_Given text_:
[START]

Contrast, floating point and precise exceptions are a lot more relevant
to software.
John von Neumann (IIRC) argued against floating point, with similar
arguments that are now used to defend weak ordering.

Floating point has a lot of obvious use-cases though (and is already in widespread use). Would be a hard sell to have a processor without any floating point support.
Like, we can use fixed point where it makes sense to do so, but there are also a lot of cases where fixed-point doesn't really work for the problem.
Granted, there are also cases of people using floating point where maybe they shouldn't.
Though, there are cases where one could argue for precision-reduced floating point, say:
   S.E8.F16.Z7
   S.E11.F32.Z20
Where, Z bits are ignored and filled with 0's (and the other low-order bits are not necessarily accurate).
The argument being, the former is Binary32 but using logic similar to what one might use for a proper Binary16 unit, and the latter is Binary64 with logic similar to what one may use for a proper Binary32 unit.
FWIW: The latter is what one may get in my case if using the FADDA/FSUBA/FMULA instructions, with no guarantees though about format other than that it is "equivalent to or slightly better than Binary32".
The former existed for SIMD, but got largely displaced by proper Binary32 as I actually needed fast Binary32 SIMD (and the truncated case only makes sense if the hardware is natively doing Binary16 or similar).
Granted, in both cases, assuming that one is doing the internal math for FMUL using DSP48's (hard logic) or something similar.
Don't currently have any "native" floating point smaller than Binary16; though several 8-bit formats (including A-Law) are supported via converter ops.
Despite going and defining dedicated FP8 formats though (E4.F3.S, E4.F4, S.E4.F3), have more often ended up using A-Law (S.E3.F4) and sometimes adding an exponent bias (though generally because it has both a sign and is more accurate in these cases).
Generally can't use A-Law directly for NN's, because it seems one needs around 8 bits or so for the intermediate accumulator (mostly requiring Binary16 or similar). But, FP8 or biased A-Law would make a sensible format for weights and inputs/outputs.
I guess, if one wants, they could try to make a case for a SIMD op that does, say:
   4xFP16 = 4xFP16 + 4xAL*4xAL
Where, an exponent-biasing step is applied before the final weighting function (with the results being converted back to A-Law). Well, could in premise apply a Binary16 FMAC here.

[END]

(Records taken from a collection)

[START]

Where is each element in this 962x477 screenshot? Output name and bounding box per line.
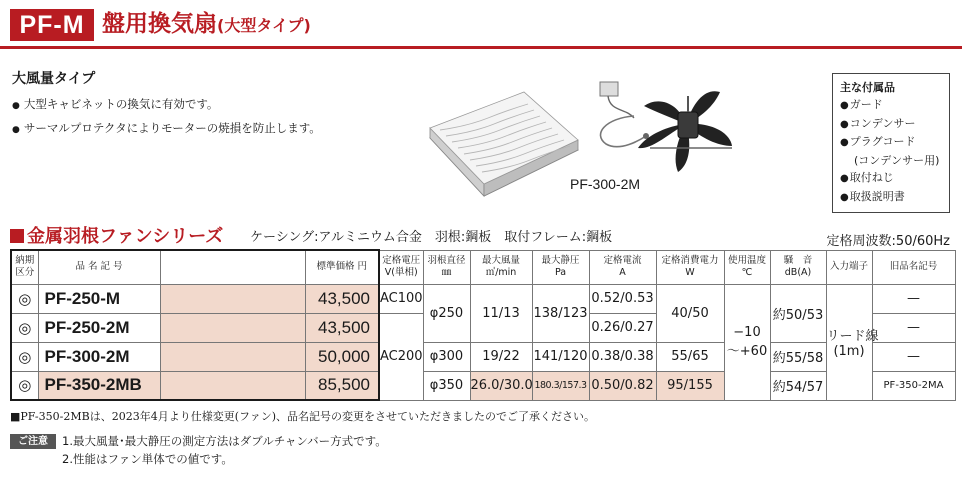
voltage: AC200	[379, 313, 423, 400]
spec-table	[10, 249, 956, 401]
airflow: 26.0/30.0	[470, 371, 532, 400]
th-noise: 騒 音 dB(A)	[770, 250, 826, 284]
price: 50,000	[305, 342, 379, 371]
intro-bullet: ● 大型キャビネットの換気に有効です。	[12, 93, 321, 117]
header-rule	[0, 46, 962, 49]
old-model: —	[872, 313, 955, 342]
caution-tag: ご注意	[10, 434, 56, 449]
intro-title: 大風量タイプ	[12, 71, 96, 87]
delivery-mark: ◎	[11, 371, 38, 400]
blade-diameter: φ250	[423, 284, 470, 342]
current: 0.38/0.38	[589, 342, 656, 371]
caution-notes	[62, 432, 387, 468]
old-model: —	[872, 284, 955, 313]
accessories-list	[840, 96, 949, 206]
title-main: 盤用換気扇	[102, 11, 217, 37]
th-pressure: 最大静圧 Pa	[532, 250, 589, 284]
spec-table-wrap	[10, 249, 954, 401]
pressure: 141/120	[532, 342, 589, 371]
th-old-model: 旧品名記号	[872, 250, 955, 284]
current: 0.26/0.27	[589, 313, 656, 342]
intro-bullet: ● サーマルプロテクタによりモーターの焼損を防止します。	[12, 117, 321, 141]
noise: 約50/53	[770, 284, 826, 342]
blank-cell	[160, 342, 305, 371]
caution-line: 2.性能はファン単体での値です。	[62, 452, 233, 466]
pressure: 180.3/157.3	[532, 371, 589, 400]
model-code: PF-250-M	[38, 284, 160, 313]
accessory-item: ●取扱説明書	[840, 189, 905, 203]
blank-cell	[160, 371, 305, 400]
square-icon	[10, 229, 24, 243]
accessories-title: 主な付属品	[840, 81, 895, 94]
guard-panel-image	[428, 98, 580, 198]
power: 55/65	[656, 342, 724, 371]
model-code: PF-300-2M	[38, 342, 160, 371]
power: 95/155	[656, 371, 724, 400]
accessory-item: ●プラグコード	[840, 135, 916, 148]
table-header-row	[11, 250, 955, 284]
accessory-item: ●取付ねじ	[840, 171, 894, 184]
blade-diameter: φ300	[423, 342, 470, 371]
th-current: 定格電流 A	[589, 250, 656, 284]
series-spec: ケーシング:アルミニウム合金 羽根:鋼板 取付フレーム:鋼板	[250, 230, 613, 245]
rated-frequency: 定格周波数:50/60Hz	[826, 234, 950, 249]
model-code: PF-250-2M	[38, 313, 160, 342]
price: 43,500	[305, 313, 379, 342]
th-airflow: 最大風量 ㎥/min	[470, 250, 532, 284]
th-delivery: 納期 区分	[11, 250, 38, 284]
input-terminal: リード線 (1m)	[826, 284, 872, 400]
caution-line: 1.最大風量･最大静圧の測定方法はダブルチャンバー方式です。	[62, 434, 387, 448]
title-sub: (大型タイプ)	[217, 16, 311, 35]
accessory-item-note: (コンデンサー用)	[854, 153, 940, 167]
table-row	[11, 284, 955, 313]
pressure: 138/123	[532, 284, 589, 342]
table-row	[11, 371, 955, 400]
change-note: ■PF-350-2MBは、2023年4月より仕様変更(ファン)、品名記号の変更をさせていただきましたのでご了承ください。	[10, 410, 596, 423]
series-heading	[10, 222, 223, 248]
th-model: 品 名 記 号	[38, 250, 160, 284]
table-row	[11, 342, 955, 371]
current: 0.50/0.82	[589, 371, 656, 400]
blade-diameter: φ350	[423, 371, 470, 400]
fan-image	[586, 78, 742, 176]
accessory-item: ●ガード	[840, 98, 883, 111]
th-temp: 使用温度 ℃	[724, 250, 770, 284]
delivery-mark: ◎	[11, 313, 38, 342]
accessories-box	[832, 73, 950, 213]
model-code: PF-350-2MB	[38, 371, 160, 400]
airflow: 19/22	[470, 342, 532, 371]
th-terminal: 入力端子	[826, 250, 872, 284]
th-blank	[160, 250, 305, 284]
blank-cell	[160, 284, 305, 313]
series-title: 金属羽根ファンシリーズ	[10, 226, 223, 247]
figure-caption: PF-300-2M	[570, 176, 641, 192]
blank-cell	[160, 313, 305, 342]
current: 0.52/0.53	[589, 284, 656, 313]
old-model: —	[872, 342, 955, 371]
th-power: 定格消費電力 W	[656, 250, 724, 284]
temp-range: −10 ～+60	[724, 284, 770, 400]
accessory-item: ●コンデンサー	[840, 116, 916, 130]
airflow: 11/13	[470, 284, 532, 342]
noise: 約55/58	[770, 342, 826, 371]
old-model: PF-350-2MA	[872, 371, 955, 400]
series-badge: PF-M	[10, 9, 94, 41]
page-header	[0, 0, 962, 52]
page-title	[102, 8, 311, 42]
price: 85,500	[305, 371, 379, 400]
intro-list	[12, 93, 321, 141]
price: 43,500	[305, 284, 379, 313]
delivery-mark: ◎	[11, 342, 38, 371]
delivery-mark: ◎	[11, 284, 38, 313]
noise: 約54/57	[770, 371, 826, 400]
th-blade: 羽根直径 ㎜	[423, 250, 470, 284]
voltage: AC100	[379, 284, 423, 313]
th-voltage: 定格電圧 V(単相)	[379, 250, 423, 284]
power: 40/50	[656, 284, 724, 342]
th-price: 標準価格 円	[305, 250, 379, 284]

[END]
[START]

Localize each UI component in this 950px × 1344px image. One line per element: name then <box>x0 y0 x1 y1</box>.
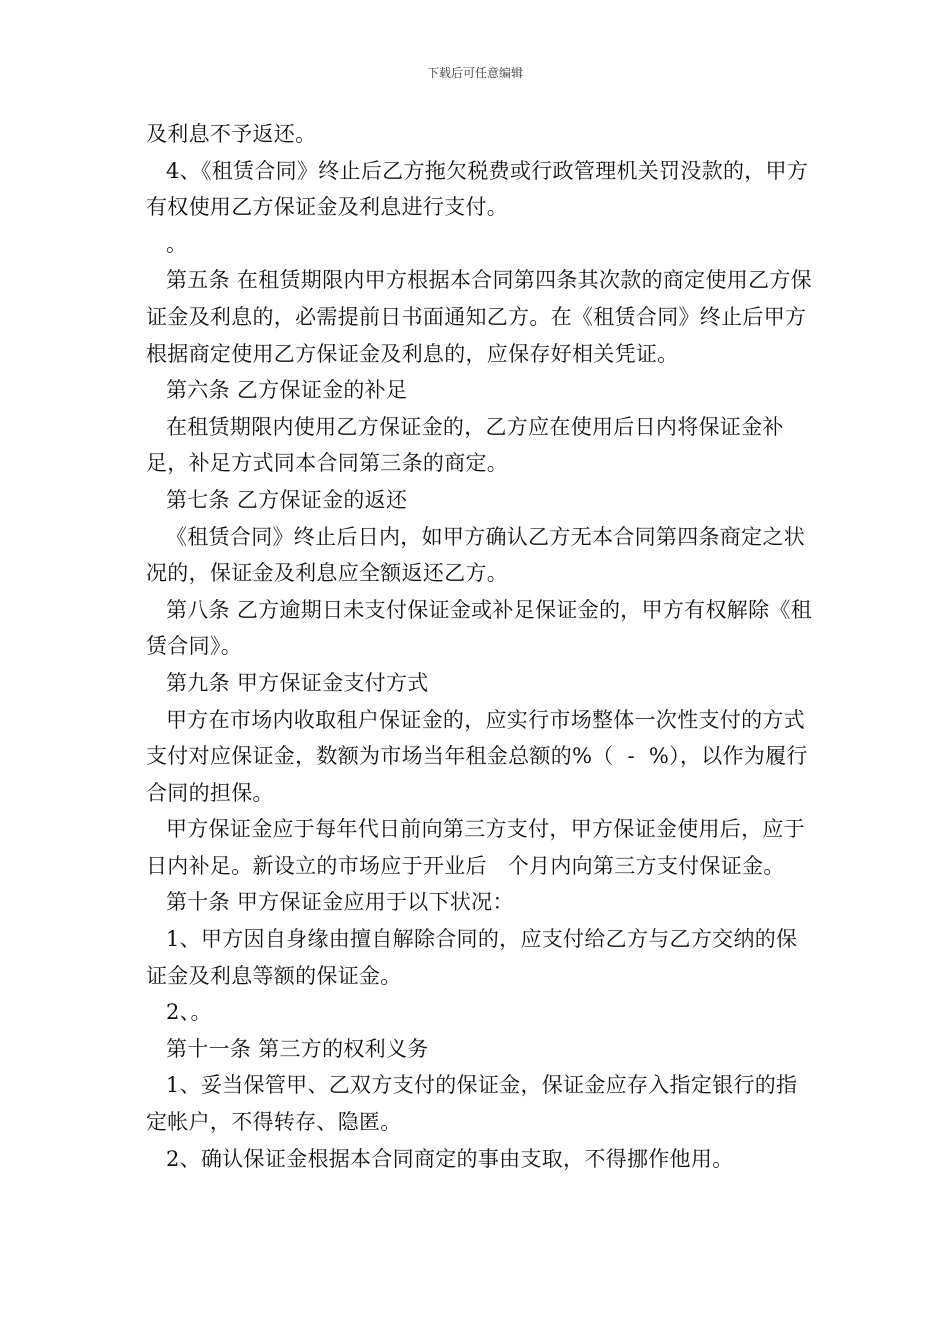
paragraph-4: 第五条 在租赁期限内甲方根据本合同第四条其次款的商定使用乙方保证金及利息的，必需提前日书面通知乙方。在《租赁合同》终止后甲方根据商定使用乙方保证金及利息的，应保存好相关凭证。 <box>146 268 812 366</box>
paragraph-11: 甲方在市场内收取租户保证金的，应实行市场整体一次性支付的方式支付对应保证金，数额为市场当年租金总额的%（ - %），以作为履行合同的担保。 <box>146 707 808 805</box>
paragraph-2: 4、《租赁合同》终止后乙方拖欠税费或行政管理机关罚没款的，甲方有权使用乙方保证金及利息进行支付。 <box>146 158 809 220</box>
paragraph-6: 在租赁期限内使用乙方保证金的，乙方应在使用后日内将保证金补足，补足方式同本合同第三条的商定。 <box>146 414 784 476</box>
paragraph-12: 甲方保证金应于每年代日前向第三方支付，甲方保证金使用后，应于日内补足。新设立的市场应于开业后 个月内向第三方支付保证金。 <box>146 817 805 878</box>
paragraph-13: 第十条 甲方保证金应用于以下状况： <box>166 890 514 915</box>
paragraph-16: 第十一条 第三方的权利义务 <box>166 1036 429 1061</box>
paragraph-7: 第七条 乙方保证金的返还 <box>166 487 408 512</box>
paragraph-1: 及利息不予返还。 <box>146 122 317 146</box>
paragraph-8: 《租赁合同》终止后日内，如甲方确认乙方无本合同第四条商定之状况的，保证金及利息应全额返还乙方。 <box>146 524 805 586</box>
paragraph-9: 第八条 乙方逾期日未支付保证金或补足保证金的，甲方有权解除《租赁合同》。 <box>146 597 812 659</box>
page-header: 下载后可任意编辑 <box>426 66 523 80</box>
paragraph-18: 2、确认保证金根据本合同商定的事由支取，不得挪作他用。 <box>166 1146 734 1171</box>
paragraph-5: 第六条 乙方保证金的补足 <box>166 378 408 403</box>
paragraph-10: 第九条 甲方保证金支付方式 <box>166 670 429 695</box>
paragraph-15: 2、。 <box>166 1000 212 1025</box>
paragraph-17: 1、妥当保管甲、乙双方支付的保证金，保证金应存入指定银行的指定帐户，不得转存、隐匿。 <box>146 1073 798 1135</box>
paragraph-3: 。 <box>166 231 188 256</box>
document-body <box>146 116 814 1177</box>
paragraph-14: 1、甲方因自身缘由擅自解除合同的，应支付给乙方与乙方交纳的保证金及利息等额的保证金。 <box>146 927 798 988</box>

[END]

_Directions_:
A. Print the section of the floating-point post that begins at the words "Don't currently have" and stops after "in these cases).".
B. Using the floating-point post, explain in one to three sentences why A-Law generally can't be used directly for neural networks.
C. Please pick up the floating-point post where it stops and continue it.
The data is separate material with no tie to the floating-point post.

_Responses to the exercise_:
A.
Don't currently have any "native" floating point smaller than Binary16; though several 8-bit formats (including A-Law) are supported via converter ops.
Despite going and defining dedicated FP8 formats though (E4.F3.S, E4.F4, S.E4.F3), have more often ended up using A-Law (S.E3.F4) and sometimes adding an exponent bias (though generally because it has both a sign and is more accurate in these cases).

B. A-Law can't be used directly for neural networks because about 8 bits are needed for the intermediate accumulator, which mostly calls for Binary16 or something similar.

C.
Well, and/or with an op that multiplies two A-Law inputs and produces Binary16 outputs (or use FP8 and avoid the biasing wonk at the expense of of accuracy). This would still allow using A-Law without needing to use quite so many converter ops.
Though, a case that could be made for FP8S over A-Law, is that the mantissa multiply can fit directly into LUT6s (unlike the 4-bit A-Law mantissa). But, would then need to decide between the S.E4.F3 or E4.F3.S formats (though, arguably, the latter format may have been a mistake; its "merit" mostly going out the window once A-Law got added to the mix).
Also looks like NVIDIA and similar are using S.E4.F3, but pretty much no one else is using the A-Law format for this.
TBD.
Well, there are also the bitwise NN ops, which seem promising (*); will need to figure out a good way to interface them efficiently with FP16 nets (they have different use-cases; as the bitwise NN ops can only work with 1 or 2 bit inputs/outputs, with 3-bit weights).
Likely option for interfacing them would be, say, ops that take a SIMD vector and collapse the sign-bits down into the low-order bits:
   Rn = { Rn[59:0], S4, S3, S2, S1 };
*: They seem to be pretty effective at things like OCR, and a small-scale OCR test is fast enough to run inside a Verilator simulation without being annoyingly slow.
...

The other examples I gave are all examples where people have argued
that simplifying hardware at the cost of more complex software was the
way to go, and history proved them wrong.

For a lot of the time, there has also been Moore's Law, the situation may start to change once Moore's Law is entirely dead, and the only way to improve performance further is by reducing complexity in low-priority areas.
Say, even if per-core performance were worse, and they are harder to program, this may still win if one can fit more cores in a chip and run a similar amount of work with less power.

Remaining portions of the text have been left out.